[Directions]
Please copy every line of the records below that holds the word "JSON".

[Given information]
-- Begin --

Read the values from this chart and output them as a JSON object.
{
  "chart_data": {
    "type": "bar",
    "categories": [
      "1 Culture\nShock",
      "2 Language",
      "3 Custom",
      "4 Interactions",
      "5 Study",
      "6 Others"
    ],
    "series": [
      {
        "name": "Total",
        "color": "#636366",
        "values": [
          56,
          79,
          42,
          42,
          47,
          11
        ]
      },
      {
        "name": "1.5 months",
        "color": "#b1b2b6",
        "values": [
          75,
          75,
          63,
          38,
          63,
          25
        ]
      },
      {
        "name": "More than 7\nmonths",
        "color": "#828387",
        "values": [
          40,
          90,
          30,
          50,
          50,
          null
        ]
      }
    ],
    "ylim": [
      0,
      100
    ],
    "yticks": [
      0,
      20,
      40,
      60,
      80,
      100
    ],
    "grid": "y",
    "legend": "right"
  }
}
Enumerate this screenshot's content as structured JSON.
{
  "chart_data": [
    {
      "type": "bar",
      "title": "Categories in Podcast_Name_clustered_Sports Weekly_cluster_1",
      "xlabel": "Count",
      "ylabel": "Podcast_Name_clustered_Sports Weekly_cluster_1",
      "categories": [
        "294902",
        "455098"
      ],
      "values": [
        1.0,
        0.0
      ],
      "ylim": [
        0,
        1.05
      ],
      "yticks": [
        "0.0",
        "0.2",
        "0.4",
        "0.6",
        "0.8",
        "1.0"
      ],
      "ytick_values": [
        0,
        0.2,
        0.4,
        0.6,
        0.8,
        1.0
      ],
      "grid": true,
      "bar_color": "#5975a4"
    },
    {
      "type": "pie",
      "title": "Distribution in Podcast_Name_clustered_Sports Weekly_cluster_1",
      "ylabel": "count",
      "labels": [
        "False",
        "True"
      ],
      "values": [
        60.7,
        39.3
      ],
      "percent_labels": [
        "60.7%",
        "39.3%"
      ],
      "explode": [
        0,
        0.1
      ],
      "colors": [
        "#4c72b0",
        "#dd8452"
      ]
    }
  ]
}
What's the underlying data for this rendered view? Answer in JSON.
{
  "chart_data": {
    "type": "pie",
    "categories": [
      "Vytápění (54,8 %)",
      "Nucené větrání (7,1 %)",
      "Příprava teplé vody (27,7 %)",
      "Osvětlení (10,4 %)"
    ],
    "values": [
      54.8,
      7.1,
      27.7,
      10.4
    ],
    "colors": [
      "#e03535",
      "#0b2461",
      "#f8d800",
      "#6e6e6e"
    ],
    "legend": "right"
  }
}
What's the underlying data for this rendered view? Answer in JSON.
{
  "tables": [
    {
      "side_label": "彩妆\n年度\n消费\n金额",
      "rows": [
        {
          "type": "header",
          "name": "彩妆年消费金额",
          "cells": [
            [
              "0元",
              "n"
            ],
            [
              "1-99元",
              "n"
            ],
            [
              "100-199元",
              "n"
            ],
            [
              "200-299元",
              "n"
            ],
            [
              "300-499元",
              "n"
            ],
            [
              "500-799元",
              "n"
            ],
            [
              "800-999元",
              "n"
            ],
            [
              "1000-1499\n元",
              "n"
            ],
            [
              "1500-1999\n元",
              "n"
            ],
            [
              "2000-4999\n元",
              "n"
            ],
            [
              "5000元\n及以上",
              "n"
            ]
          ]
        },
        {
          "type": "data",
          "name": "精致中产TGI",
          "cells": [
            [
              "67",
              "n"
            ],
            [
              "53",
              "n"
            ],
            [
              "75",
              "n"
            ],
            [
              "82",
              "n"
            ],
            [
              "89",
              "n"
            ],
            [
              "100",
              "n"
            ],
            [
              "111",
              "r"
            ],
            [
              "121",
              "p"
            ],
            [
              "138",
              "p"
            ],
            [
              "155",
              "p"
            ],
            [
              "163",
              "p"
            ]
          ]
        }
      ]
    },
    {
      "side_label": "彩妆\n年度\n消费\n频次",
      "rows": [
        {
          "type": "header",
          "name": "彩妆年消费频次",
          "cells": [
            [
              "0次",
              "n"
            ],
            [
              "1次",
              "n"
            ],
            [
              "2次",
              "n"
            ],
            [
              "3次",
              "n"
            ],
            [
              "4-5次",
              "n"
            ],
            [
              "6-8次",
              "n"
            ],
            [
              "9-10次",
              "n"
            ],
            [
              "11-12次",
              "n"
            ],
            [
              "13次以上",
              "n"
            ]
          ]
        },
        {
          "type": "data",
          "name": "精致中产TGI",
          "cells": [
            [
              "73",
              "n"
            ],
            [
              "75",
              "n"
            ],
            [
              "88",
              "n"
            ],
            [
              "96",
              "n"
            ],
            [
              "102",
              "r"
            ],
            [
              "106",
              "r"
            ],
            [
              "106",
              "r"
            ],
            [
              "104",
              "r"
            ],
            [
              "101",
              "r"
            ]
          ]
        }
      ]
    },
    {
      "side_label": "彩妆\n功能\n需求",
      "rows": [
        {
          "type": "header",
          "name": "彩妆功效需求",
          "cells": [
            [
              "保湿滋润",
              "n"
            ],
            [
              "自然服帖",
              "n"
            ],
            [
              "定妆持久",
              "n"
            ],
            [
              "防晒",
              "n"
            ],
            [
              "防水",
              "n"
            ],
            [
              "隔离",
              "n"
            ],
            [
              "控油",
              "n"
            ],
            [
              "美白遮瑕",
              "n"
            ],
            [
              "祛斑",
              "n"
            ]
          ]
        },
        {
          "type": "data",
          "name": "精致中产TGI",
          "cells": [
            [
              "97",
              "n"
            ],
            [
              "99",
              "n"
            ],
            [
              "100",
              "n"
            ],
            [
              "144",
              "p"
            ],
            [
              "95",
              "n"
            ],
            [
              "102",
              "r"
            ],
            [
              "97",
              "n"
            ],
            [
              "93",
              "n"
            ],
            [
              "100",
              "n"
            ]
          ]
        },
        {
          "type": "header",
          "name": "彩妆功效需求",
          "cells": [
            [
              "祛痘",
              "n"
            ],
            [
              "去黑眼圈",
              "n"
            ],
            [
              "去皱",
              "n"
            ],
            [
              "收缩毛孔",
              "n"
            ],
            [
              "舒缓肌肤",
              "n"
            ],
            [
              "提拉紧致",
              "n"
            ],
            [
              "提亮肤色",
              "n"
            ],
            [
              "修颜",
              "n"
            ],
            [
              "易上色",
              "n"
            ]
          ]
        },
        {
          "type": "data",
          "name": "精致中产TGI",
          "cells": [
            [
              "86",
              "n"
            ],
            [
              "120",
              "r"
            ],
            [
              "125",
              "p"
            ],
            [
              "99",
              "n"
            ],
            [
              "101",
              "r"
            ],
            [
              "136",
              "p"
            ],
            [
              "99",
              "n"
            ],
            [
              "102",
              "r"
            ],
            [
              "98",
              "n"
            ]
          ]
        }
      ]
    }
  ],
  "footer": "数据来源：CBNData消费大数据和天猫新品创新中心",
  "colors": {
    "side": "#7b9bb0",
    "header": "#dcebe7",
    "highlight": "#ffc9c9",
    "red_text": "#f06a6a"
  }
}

-- End --

[Answer]
Read the values from this chart and output them as a JSON object.
Enumerate this screenshot's content as structured JSON.
What's the underlying data for this rendered view? Answer in JSON.
What's the underlying data for this rendered view? Answer in JSON.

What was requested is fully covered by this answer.